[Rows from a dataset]
####################
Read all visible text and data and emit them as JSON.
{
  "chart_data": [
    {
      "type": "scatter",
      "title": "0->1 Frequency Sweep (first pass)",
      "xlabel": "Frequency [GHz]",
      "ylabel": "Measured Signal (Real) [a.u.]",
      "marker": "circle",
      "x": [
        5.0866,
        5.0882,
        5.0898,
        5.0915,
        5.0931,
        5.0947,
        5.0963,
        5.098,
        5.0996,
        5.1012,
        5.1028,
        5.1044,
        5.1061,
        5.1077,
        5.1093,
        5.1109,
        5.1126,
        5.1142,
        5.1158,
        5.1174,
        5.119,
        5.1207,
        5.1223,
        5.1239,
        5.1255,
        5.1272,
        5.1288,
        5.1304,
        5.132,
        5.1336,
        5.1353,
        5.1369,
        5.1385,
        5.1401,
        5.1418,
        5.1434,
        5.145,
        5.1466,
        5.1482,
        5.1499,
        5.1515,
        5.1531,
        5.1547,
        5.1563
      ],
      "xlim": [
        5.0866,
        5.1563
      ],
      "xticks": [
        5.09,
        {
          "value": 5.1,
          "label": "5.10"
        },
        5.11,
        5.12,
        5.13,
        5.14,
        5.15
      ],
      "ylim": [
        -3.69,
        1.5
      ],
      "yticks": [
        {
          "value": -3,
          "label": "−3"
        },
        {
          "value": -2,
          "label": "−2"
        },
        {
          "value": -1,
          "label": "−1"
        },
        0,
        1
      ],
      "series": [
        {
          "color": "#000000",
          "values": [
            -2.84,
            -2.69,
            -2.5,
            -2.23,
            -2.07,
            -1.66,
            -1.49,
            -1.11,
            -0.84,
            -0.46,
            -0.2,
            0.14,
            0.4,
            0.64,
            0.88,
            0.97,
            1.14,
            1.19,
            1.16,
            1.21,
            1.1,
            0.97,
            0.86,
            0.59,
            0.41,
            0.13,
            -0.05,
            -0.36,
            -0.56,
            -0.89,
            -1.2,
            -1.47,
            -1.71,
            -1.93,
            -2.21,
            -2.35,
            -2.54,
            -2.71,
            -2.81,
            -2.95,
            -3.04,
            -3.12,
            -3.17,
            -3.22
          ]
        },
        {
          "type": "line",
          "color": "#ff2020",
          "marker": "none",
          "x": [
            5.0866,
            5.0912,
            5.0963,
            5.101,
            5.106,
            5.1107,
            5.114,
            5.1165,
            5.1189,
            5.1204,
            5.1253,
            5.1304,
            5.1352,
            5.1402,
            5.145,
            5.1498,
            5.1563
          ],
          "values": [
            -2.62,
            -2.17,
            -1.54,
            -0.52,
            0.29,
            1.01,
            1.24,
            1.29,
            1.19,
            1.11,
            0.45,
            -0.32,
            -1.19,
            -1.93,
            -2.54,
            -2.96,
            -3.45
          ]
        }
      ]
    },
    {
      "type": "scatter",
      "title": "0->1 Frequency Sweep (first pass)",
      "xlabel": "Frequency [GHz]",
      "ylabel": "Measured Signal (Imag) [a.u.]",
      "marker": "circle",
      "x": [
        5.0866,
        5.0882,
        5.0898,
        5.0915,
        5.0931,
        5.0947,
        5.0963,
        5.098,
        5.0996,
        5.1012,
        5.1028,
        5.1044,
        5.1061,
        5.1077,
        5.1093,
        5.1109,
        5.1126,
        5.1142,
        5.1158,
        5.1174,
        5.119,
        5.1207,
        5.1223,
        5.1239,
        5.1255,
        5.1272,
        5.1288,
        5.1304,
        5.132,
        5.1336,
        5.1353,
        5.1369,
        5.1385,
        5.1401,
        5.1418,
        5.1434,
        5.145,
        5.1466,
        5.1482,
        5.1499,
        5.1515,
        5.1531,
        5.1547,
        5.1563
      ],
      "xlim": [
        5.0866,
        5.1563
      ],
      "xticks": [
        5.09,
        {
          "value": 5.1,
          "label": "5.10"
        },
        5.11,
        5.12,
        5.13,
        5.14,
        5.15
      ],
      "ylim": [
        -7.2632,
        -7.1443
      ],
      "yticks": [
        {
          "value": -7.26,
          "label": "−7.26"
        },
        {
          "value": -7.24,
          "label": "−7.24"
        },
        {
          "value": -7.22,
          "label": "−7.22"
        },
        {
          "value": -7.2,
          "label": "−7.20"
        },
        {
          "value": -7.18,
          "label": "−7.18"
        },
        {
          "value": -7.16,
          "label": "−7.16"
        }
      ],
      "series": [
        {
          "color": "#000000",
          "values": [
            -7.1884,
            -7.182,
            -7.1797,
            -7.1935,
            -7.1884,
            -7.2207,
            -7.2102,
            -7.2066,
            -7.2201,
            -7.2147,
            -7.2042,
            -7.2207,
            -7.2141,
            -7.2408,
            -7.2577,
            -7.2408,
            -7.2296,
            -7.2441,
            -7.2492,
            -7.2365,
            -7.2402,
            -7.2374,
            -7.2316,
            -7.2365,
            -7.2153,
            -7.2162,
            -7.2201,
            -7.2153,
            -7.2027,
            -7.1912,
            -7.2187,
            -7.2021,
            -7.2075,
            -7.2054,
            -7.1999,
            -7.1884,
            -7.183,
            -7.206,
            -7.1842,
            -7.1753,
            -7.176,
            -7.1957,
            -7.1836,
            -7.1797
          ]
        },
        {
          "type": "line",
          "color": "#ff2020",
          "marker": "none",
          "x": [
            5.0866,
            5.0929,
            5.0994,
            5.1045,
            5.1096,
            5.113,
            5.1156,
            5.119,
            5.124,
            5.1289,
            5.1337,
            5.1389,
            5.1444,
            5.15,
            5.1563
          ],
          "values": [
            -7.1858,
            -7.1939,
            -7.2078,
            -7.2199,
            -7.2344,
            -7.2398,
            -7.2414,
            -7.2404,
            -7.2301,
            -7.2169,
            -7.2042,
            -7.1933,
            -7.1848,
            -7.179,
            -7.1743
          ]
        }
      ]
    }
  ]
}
####################
> **Written problem**
Copy down the material exactly as written.

> **Result of the exercise**
Read all visible text and data and emit them as JSON.
{
  "chart_data": [
    {
      "type": "scatter",
      "title": "0->1 Frequency Sweep (first pass)",
      "xlabel": "Frequency [GHz]",
      "ylabel": "Measured Signal (Real) [a.u.]",
      "marker": "circle",
      "x": [
        5.0866,
        5.0882,
        5.0898,
        5.0915,
        5.0931,
        5.0947,
        5.0963,
        5.098,
        5.0996,
        5.1012,
        5.1028,
        5.1044,
        5.1061,
        5.1077,
        5.1093,
        5.1109,
        5.1126,
        5.1142,
        5.1158,
        5.1174,
        5.119,
        5.1207,
        5.1223,
        5.1239,
        5.1255,
        5.1272,
        5.1288,
        5.1304,
        5.132,
        5.1336,
        5.1353,
        5.1369,
        5.1385,
        5.1401,
        5.1418,
        5.1434,
        5.145,
        5.1466,
        5.1482,
        5.1499,
        5.1515,
        5.1531,
        5.1547,
        5.1563
      ],
      "xlim": [
        5.0866,
        5.1563
      ],
      "xticks": [
        5.09,
        {
          "value": 5.1,
          "label": "5.10"
        },
        5.11,
        5.12,
        5.13,
        5.14,
        5.15
      ],
      "ylim": [
        -3.69,
        1.5
      ],
      "yticks": [
        {
          "value": -3,
          "label": "−3"
        },
        {
          "value": -2,
          "label": "−2"
        },
        {
          "value": -1,
          "label": "−1"
        },
        0,
        1
      ],
      "series": [
        {
          "color": "#000000",
          "values": [
            -2.84,
            -2.69,
            -2.5,
            -2.23,
            -2.07,
            -1.66,
            -1.49,
            -1.11,
            -0.84,
            -0.46,
            -0.2,
            0.14,
            0.4,
            0.64,
            0.88,
            0.97,
            1.14,
            1.19,
            1.16,
            1.21,
            1.1,
            0.97,
            0.86,
            0.59,
            0.41,
            0.13,
            -0.05,
            -0.36,
            -0.56,
            -0.89,
            -1.2,
            -1.47,
            -1.71,
            -1.93,
            -2.21,
            -2.35,
            -2.54,
            -2.71,
            -2.81,
            -2.95,
            -3.04,
            -3.12,
            -3.17,
            -3.22
          ]
        },
        {
          "type": "line",
          "color": "#ff2020",
          "marker": "none",
          "x": [
            5.0866,
            5.0912,
            5.0963,
            5.101,
            5.106,
            5.1107,
            5.114,
            5.1165,
            5.1189,
            5.1204,
            5.1253,
            5.1304,
            5.1352,
            5.1402,
            5.145,
            5.1498,
            5.1563
          ],
          "values": [
            -2.62,
            -2.17,
            -1.54,
            -0.52,
            0.29,
            1.01,
            1.24,
            1.29,
            1.19,
            1.11,
            0.45,
            -0.32,
            -1.19,
            -1.93,
            -2.54,
            -2.96,
            -3.45
          ]
        }
      ]
    },
    {
      "type": "scatter",
      "title": "0->1 Frequency Sweep (first pass)",
      "xlabel": "Frequency [GHz]",
      "ylabel": "Measured Signal (Imag) [a.u.]",
      "marker": "circle",
      "x": [
        5.0866,
        5.0882,
        5.0898,
        5.0915,
        5.0931,
        5.0947,
        5.0963,
        5.098,
        5.0996,
        5.1012,
        5.1028,
        5.1044,
        5.1061,
        5.1077,
        5.1093,
        5.1109,
        5.1126,
        5.1142,
        5.1158,
        5.1174,
        5.119,
        5.1207,
        5.1223,
        5.1239,
        5.1255,
        5.1272,
        5.1288,
        5.1304,
        5.132,
        5.1336,
        5.1353,
        5.1369,
        5.1385,
        5.1401,
        5.1418,
        5.1434,
        5.145,
        5.1466,
        5.1482,
        5.1499,
        5.1515,
        5.1531,
        5.1547,
        5.1563
      ],
      "xlim": [
        5.0866,
        5.1563
      ],
      "xticks": [
        5.09,
        {
          "value": 5.1,
          "label": "5.10"
        },
        5.11,
        5.12,
        5.13,
        5.14,
        5.15
      ],
      "ylim": [
        -7.2632,
        -7.1443
      ],
      "yticks": [
        {
          "value": -7.26,
          "label": "−7.26"
        },
        {
          "value": -7.24,
          "label": "−7.24"
        },
        {
          "value": -7.22,
          "label": "−7.22"
        },
        {
          "value": -7.2,
          "label": "−7.20"
        },
        {
          "value": -7.18,
          "label": "−7.18"
        },
        {
          "value": -7.16,
          "label": "−7.16"
        }
      ],
      "series": [
        {
          "color": "#000000",
          "values": [
            -7.1884,
            -7.182,
            -7.1797,
            -7.1935,
            -7.1884,
            -7.2207,
            -7.2102,
            -7.2066,
            -7.2201,
            -7.2147,
            -7.2042,
            -7.2207,
            -7.2141,
            -7.2408,
            -7.2577,
            -7.2408,
            -7.2296,
            -7.2441,
            -7.2492,
            -7.2365,
            -7.2402,
            -7.2374,
            -7.2316,
            -7.2365,
            -7.2153,
            -7.2162,
            -7.2201,
            -7.2153,
            -7.2027,
            -7.1912,
            -7.2187,
            -7.2021,
            -7.2075,
            -7.2054,
            -7.1999,
            -7.1884,
            -7.183,
            -7.206,
            -7.1842,
            -7.1753,
            -7.176,
            -7.1957,
            -7.1836,
            -7.1797
          ]
        },
        {
          "type": "line",
          "color": "#ff2020",
          "marker": "none",
          "x": [
            5.0866,
            5.0929,
            5.0994,
            5.1045,
            5.1096,
            5.113,
            5.1156,
            5.119,
            5.124,
            5.1289,
            5.1337,
            5.1389,
            5.1444,
            5.15,
            5.1563
          ],
          "values": [
            -7.1858,
            -7.1939,
            -7.2078,
            -7.2199,
            -7.2344,
            -7.2398,
            -7.2414,
            -7.2404,
            -7.2301,
            -7.2169,
            -7.2042,
            -7.1933,
            -7.1848,
            -7.179,
            -7.1743
          ]
        }
      ]
    }
  ]
}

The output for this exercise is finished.